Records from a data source

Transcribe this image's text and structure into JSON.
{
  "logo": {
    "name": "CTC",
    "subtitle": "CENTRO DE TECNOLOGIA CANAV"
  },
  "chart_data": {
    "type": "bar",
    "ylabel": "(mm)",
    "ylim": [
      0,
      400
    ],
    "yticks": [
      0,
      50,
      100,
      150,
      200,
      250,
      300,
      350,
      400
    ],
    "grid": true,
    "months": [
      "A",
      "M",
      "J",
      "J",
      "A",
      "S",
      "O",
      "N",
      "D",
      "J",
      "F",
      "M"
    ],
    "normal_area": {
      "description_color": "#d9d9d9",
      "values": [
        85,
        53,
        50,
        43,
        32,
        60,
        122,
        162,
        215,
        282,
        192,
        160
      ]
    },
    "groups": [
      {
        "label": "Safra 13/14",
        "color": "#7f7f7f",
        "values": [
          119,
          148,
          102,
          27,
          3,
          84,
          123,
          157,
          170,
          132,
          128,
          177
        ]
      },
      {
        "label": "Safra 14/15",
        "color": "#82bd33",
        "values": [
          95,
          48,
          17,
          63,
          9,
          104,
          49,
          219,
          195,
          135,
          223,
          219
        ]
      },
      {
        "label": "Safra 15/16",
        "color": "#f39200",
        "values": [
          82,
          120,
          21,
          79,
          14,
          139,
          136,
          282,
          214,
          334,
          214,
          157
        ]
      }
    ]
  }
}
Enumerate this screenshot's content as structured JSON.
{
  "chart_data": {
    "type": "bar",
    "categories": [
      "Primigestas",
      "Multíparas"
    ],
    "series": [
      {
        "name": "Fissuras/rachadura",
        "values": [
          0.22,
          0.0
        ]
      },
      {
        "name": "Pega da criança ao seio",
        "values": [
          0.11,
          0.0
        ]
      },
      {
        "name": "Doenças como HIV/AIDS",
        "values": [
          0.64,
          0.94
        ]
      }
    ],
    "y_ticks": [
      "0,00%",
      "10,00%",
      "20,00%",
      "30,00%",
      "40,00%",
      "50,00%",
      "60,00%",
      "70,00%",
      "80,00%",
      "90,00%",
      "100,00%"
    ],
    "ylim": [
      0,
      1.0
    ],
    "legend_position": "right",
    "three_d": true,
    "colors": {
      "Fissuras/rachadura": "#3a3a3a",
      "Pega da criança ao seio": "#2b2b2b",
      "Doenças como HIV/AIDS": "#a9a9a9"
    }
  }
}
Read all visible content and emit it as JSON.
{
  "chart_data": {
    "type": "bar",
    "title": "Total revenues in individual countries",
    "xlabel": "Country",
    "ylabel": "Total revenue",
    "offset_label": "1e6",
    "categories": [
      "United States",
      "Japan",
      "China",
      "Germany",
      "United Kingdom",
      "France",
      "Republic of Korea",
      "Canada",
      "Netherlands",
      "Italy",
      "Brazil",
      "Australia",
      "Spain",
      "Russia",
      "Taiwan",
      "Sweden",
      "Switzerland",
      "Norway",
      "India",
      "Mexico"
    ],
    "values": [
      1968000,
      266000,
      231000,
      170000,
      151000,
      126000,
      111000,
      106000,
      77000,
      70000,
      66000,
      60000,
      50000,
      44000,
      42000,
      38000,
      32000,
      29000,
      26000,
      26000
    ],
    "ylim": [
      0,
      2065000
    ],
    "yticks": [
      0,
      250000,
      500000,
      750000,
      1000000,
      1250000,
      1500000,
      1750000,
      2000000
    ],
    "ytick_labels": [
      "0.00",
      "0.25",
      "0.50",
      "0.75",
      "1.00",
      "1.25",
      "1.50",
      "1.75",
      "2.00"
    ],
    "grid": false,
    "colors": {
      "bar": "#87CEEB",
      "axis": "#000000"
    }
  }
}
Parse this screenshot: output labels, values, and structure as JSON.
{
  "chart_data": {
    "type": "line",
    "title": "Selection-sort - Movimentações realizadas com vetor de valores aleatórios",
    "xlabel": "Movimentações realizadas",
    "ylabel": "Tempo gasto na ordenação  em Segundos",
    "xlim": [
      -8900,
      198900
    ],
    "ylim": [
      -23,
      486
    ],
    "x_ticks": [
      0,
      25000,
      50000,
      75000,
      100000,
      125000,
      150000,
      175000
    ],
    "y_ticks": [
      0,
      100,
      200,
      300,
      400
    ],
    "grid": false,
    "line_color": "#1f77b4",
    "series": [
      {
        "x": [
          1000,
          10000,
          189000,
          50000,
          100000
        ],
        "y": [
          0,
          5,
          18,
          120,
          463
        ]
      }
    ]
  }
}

DIRECTIONS FOR THIS TASK: Copy exactly the lines from the one containing "Parse this screenshot: output" through the last line of the records, both included, and nothing else.

SOLUTION FOR THIS TASK:
Parse this screenshot: output labels, values, and structure as JSON.
{
  "chart_data": {
    "type": "line",
    "title": "Selection-sort - Movimentações realizadas com vetor de valores aleatórios",
    "xlabel": "Movimentações realizadas",
    "ylabel": "Tempo gasto na ordenação  em Segundos",
    "xlim": [
      -8900,
      198900
    ],
    "ylim": [
      -23,
      486
    ],
    "x_ticks": [
      0,
      25000,
      50000,
      75000,
      100000,
      125000,
      150000,
      175000
    ],
    "y_ticks": [
      0,
      100,
      200,
      300,
      400
    ],
    "grid": false,
    "line_color": "#1f77b4",
    "series": [
      {
        "x": [
          1000,
          10000,
          189000,
          50000,
          100000
        ],
        "y": [
          0,
          5,
          18,
          120,
          463
        ]
      }
    ]
  }
}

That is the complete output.